- _EXPLORER LES RESSOURCES_
1. Traduisez en anglais cette phrase du texte sur TotalEnergies : « L’affaire est partie des déclarations surprises de Patrick Pouyanné à l’agence Bloomberg. »
2. Reprenez le texte sur le projet de cotation de TotalEnergies à New York et poursuivez-le à partir de sa dernière phrase.

- _TEXTE_
╔══

L’affaire est partie des déclarations surprises de Patrick Pouyanné à l’agence Bloomberg. Dans un entretien publié le 26 avril, le PDG de TotalEnergies avait dit réfléchir à une cotation principale à la Bourse de New York. Près de la moitié de l’actionnariat du géant français de l’énergie est désormais constituée d’actionnaires institutionnels (fonds de pension, gestionnaires d’actifs, assureurs…) nord-américains.

«Ce n’est pas une question d’émotion. C’est une question d’affaires», avait ajouté le dirigeant de l’entreprise, tout en assurant que le siège social de ce fleuron du CAC 40 resterait bien à Paris. Son argument principal: «une base d’actionnaires américains qui grossit», ce qui amène l’entreprise à s’interroger sur la façon de «donner accès plus facilement aux actions pour les investisseurs américains», a-t-il expliqué aux analystes, le 26 avril.

Les investisseurs européens frileux
Las du manque d’appétit des investisseurs européens pour le secteur pétrogazier, alors que le groupe estime investir beaucoup dans les énergies vertes, le PDG chercherait à se rapprocher des investisseurs américains moins contraints par des règles d’investissement durable.

«Les politiques au sens large ESG (environnement, social et de gouvernance, NDLR) en Europe ont plus de poids», a ainsi justifié le patron de TotalEnergies lundi devant des sénateurs français.

Le PDG observe que «la base d’actionnaires européens de TotalEnergies diminue, notamment la base française» qui a reculé de «7% au cours des quatre dernières années, largement à cause des réglementations, de la pression qui est faite sur eux». En filigrane, le patron pointe du doigt le changement en France du label Investissement socialement responsable (ISR), qui exclut désormais les entreprises exploitant du charbon ou des hydrocarbures non conventionnels, une mesure décidée par Bercy lui-même fin 2023.

Ahmed Ben Salem, analyste du groupe financier Oddo BHF, nuance ce point en indiquant que les fonds labellisés ISR représentaient 1,7% de l’actionnariat de TotalEnergies. Pendant que l’UE muscle sa réglementation pour flécher les investissements vers la transition écologique, aux États-Unis la pression de certains États, comme le Texas, pour ne pas délaisser les entreprises d’énergies fossiles a poussé de grands gérants d’actifs à abaisser leurs ambitions climatiques.

╚══

- _DONNÉES FOURNIES_
╔══

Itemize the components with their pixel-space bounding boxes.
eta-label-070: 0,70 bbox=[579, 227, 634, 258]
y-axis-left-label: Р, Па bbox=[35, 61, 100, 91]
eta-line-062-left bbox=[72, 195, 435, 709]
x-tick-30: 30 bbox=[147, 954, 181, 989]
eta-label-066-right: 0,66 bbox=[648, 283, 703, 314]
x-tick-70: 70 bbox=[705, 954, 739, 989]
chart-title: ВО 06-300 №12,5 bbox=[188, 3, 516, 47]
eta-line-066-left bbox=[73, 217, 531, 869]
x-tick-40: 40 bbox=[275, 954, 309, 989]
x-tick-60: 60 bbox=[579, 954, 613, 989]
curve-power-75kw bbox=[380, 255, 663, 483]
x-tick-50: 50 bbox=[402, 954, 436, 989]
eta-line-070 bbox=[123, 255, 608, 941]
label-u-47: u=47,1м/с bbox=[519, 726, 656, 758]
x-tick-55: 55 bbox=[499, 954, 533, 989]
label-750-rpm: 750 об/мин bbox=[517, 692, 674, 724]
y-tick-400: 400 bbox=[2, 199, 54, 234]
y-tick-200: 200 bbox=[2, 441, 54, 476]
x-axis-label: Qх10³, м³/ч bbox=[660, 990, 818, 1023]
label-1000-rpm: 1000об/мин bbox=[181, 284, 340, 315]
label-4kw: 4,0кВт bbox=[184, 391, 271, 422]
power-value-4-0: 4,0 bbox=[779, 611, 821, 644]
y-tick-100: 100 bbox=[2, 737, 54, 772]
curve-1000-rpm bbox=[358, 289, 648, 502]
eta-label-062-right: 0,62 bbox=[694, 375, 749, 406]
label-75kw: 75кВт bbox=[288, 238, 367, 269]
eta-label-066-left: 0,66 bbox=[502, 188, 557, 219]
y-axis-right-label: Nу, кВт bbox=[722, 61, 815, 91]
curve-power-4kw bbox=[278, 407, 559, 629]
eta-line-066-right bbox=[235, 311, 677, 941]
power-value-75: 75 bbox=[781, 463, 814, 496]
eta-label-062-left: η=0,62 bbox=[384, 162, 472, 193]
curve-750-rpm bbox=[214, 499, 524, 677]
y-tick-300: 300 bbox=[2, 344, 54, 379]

╚══

- _RÉPONSES RÉDIGÉES_
1. The affair began with Patrick Pouyanné's surprising statements to the Bloomberg agency.

2.
«Nous observons clairement plus d’appétit pour les actions d’entreprises des secteurs énergétique, pétrole et gaz du côté de l’Amérique du Nord qu’en Europe», a dit M. Pouyanné aux analystes.

Conséquence de ce manque d’appétit: une valorisation moins importante. TotalEnergies avance «exactement les mêmes résultats trimestriels qu’une entreprise comme Chevron». Le groupe énergétique américain est valorisé 300 milliards de dollars en Bourse, contre 175 milliards pour TotalEnergies.

En attendant l’UMC…
La faute au cloisonnement des marchés financiers en Europe, selon Bruno Le Maire, qui avait dans un premier temps estimé dimanche sur LCI qu’il fallait offrir à TotalEnergies «les moyens de se développer» en accélérant sur l’union des marchés de capitaux (UMC) dans l’UE. L’UMC permettrait d’augmenter la taille du marché boursier européen pour que les entreprises s’y financent davantage.

Ahmed Ben Salem n’est cependant pas convaincu des changements éventuels pour TotalEnergies: «Il faut des acheteurs sur le secteur, pas seulement des liquidités.»

La moindre valorisation de TotalEnergies «est aussi subie par les autres majors européennes», explique-t-il à l’AFP, citant l’exemple du britannique Shell qui «est dans la même réflexion» concernant une cotation principale à New York. Au Sénat, le patron n’a pas exclu de reconsidérer la question si «plus d’actionnaires européens (…) rachètent du TotalEnergies».